> **Document extract**:
-=-=-

Strasburg has made it through seven innings just once in his four starts. Twice he failed to make it out of the sixth. He has surrendered at least three earned runs in three of his outings and has allowed double-digit base runners in all but one. On top of that, his strikeout rate is at 20.9%, which would be by far the lowest of his career. It’s far too early to suggest it will sit in that valley all season, but it’s illustrative of the fact that he just isn’t missing as many bats as he normally does.
Any time you see a pitcher as electric as Strasburg post substandard results for a handful of starts in a row, you have to search for an explanation. First, you have to check the mechanics. That’s the most important box to check, because a change here can mean something is structurally wrong with the pitcher. If they check out, however, it’s more likely something that should be easier for him to correct.
We can’t show you footage of every single Strasburg start from the last few seasons, but the good news is that he looks like the exact same pitcher mechanically. The following GIFs are from games almost exactly a year apart. The first one is from a win against the Padres last April, while the second is from a loss to the Red Sox during the second week of the season. Both pitches are changeups. From arm slot, to the relationship of his hand to his elbow, to release point, to the way his foot is pointed directly at the plate when he delivers the pitch and finally to the way he falls off to the left, everything is the same.
You can also see in the following two screenshots, taken right as Strasburg is about to release the pitch, nearly identical mechanics.
Strasburg buried the 0–2 changeup to San Diego's Xavier Nady, then got him to strikeout on a curveball on the next pitch. He left the 1–2 changeup to Mookie Betts up in the zone, which he roped down the line for a two-run double. The outcome may have been different, but if you pause each GIF right after the pitch was thrown, you will find a pitcher who looks equally comfortable. That was the case time and time again, going through most of Strasburg’s starts in the last few seasons. We can safely rule out mechanics being the problem.

-=-=-

> **Task 1**:
Turn the records into a numbered list, from the first line of the records up to and including the line with "lesson-subtitle: Module 1", leaving out any blank lines.

(Region and label listings)
-=-=-

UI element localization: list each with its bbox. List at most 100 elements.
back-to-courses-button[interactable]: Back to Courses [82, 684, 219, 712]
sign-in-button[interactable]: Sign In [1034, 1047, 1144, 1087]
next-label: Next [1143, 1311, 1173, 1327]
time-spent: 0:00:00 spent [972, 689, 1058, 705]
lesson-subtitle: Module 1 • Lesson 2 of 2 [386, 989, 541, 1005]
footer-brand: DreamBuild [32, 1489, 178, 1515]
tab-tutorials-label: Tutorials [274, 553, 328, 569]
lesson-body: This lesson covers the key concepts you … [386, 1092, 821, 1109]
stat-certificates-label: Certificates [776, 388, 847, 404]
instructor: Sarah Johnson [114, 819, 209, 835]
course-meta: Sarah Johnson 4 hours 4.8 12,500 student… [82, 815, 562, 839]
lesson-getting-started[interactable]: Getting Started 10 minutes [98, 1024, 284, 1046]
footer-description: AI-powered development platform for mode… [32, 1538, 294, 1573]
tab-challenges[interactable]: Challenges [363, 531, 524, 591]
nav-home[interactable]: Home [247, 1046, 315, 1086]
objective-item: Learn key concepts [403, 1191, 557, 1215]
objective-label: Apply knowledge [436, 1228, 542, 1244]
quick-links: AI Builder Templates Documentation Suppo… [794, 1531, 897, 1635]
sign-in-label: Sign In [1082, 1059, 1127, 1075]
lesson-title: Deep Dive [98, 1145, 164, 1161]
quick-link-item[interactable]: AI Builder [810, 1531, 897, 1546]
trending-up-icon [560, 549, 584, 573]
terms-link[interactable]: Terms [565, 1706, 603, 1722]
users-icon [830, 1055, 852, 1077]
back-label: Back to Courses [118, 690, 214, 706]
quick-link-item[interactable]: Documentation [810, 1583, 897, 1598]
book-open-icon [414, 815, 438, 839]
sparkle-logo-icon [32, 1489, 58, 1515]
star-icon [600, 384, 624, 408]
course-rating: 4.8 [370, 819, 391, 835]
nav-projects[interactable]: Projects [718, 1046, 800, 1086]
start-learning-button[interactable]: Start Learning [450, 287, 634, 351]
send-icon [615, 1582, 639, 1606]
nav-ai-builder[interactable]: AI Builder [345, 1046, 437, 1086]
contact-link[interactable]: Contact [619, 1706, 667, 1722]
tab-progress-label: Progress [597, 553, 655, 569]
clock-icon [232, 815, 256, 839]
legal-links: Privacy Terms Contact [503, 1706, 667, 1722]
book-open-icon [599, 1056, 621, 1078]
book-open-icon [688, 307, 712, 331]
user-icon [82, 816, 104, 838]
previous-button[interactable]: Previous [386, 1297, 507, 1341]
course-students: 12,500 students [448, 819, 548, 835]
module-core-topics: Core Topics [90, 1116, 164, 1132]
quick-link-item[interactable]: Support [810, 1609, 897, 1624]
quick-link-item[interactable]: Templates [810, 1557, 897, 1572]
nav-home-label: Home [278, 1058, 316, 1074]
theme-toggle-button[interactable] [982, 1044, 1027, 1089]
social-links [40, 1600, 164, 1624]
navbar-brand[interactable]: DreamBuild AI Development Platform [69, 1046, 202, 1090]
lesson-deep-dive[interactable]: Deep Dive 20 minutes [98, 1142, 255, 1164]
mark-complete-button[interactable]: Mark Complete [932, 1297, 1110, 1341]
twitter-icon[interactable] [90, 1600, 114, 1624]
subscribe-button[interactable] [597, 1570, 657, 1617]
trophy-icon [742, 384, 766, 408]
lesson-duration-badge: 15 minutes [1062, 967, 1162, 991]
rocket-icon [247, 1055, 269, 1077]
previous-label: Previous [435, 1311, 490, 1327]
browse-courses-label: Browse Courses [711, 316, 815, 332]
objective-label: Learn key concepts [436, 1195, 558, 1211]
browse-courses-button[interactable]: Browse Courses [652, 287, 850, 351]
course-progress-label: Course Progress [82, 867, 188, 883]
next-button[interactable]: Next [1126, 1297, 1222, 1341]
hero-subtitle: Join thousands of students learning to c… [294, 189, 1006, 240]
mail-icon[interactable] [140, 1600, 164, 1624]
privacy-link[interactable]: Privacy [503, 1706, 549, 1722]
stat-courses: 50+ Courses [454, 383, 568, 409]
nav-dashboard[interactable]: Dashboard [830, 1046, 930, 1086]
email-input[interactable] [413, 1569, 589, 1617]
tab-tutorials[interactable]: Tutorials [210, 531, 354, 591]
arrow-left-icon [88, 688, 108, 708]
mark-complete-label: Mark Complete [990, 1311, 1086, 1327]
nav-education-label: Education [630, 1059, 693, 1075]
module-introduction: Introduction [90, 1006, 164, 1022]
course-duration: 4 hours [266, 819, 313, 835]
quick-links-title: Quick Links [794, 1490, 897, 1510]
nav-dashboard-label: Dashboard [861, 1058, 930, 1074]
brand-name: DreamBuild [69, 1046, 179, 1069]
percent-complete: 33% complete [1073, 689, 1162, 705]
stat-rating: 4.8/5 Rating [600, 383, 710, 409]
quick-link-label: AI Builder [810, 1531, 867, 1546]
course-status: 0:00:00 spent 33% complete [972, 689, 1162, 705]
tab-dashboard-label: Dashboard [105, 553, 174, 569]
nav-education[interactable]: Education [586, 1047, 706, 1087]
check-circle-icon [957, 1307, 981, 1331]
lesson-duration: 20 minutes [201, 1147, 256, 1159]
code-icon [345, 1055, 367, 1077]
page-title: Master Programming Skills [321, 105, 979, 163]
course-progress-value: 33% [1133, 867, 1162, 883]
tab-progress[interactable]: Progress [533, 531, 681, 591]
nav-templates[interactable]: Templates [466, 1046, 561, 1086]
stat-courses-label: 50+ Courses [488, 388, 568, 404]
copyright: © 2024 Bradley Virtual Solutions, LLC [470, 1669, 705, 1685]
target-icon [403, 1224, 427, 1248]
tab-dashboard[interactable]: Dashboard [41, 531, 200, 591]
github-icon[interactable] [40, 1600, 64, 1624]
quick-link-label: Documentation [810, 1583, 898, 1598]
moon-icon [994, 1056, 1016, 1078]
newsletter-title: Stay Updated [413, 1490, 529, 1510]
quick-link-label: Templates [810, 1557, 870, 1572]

-=-=-

> **Task 2**:
Copy the passage on Strasburg's pitching word for word, from "We can’t show" up to and including "nearly identical mechanics.".

> **Written answer 1**:
1. UI element localization: list each with its bbox. List at most 100 elements.
2. back-to-courses-button[interactable]: Back to Courses [82, 684, 219, 712]
3. sign-in-button[interactable]: Sign In [1034, 1047, 1144, 1087]
4. next-label: Next [1143, 1311, 1173, 1327]
5. time-spent: 0:00:00 spent [972, 689, 1058, 705]
6. lesson-subtitle: Module 1 • Lesson 2 of 2 [386, 989, 541, 1005]

> **Written answer 2**:
We can’t show you footage of every single Strasburg start from the last few seasons, but the good news is that he looks like the exact same pitcher mechanically. The following GIFs are from games almost exactly a year apart. The first one is from a win against the Padres last April, while the second is from a loss to the Red Sox during the second week of the season. Both pitches are changeups. From arm slot, to the relationship of his hand to his elbow, to release point, to the way his foot is pointed directly at the plate when he delivers the pitch and finally to the way he falls off to the left, everything is the same.
You can also see in the following two screenshots, taken right as Strasburg is about to release the pitch, nearly identical mechanics.